* Stored data:
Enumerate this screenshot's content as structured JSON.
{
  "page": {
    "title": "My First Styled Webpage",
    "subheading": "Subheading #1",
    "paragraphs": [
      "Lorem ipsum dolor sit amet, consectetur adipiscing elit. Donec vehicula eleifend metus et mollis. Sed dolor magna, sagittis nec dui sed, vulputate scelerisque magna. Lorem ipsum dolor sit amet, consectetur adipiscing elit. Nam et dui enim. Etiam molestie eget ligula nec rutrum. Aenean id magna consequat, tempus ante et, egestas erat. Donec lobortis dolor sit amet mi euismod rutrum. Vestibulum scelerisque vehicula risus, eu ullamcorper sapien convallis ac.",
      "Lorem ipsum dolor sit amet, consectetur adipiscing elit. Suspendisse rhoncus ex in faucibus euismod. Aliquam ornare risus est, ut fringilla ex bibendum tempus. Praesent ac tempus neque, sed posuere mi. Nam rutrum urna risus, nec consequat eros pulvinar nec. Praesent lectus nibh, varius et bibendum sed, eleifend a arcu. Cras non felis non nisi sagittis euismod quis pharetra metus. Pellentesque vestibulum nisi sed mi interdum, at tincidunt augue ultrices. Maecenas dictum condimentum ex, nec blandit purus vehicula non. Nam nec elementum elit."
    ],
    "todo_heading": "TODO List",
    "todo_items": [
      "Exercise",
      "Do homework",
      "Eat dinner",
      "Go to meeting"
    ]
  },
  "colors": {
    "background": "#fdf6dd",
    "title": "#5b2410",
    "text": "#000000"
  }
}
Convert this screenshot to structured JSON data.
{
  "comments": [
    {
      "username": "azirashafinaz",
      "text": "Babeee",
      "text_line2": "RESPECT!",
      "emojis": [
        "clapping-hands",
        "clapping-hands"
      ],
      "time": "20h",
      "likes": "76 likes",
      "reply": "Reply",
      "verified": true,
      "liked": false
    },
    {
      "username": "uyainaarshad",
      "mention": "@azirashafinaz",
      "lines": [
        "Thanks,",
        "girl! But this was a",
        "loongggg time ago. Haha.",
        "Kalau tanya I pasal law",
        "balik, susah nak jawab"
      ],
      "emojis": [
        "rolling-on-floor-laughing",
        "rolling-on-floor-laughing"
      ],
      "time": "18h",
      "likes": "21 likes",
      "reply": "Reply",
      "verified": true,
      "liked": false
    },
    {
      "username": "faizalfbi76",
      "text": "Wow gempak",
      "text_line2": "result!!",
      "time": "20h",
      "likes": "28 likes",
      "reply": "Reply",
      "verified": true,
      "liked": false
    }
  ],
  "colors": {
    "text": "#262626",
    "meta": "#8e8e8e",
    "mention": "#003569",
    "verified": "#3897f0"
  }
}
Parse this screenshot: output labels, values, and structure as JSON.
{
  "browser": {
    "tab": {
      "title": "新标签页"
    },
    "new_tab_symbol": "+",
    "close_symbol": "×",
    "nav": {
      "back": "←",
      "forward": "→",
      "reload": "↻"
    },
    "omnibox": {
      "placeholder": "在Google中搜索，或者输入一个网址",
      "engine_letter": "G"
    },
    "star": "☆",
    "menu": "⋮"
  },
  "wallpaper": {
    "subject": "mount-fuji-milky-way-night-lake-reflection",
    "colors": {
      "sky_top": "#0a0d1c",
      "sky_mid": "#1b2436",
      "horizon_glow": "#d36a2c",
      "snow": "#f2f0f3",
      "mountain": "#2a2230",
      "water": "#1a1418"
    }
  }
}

* Exercise brief: Of the lines above, how many include the word "JSON"? Reply with the number alone.

* Correct answer: 3